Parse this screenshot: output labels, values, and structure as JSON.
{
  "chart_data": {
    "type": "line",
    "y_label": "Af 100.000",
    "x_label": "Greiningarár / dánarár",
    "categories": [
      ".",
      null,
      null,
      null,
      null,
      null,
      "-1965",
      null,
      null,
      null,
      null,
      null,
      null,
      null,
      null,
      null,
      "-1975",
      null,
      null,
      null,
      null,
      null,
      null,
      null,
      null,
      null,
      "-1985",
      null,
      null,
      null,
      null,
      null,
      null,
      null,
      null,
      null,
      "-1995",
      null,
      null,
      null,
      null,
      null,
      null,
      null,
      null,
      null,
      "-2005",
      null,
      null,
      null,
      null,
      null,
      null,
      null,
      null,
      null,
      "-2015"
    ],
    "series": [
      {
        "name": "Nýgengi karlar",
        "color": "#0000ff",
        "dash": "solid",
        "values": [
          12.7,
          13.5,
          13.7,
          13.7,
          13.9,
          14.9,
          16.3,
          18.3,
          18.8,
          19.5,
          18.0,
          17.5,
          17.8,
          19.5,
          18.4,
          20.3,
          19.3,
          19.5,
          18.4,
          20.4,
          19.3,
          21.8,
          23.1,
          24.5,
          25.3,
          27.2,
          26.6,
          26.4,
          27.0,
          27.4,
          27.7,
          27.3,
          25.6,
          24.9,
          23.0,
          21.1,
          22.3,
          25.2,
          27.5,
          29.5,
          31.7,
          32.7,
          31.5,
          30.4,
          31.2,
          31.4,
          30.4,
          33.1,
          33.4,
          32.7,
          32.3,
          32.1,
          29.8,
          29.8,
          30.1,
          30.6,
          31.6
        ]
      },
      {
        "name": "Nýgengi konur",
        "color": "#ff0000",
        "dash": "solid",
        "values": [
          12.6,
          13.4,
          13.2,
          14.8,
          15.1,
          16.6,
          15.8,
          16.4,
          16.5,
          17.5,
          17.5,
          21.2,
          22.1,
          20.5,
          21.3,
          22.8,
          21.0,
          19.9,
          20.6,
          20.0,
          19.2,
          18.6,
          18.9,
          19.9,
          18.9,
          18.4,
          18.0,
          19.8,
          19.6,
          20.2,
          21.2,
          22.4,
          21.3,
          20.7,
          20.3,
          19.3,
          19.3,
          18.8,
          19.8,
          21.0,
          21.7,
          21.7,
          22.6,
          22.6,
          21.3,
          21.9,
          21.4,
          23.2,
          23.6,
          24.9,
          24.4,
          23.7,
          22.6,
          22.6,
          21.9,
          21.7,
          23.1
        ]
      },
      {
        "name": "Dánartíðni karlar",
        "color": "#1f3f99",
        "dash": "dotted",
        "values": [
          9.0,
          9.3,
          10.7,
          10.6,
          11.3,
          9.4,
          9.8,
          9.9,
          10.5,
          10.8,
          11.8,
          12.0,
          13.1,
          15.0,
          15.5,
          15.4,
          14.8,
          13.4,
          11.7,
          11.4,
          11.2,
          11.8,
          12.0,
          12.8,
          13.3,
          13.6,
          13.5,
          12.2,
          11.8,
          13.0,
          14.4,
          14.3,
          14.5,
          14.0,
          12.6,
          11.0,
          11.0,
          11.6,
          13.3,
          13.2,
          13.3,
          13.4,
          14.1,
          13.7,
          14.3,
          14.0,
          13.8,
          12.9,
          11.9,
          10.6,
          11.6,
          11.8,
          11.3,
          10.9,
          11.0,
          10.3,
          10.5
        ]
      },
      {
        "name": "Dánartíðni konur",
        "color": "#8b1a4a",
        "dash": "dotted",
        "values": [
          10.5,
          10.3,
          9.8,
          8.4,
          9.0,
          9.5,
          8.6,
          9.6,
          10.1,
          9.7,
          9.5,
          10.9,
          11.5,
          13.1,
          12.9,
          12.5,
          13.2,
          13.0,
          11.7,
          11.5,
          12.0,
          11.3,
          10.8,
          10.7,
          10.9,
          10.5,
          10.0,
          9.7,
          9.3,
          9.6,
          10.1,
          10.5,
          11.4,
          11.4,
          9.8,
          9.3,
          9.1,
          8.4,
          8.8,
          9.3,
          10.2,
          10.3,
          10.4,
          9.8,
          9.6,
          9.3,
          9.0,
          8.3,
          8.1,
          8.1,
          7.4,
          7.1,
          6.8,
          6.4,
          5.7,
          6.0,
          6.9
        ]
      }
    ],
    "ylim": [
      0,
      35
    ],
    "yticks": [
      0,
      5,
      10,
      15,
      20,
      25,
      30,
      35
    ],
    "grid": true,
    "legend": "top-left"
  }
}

□ □ □

WORK INSTRUCTIONS:
Please list every line of the records that contains "Dánartíðni".

TASK RESULT:
        "name": "Dánartíðni karlar",
        "name": "Dánartíðni konur",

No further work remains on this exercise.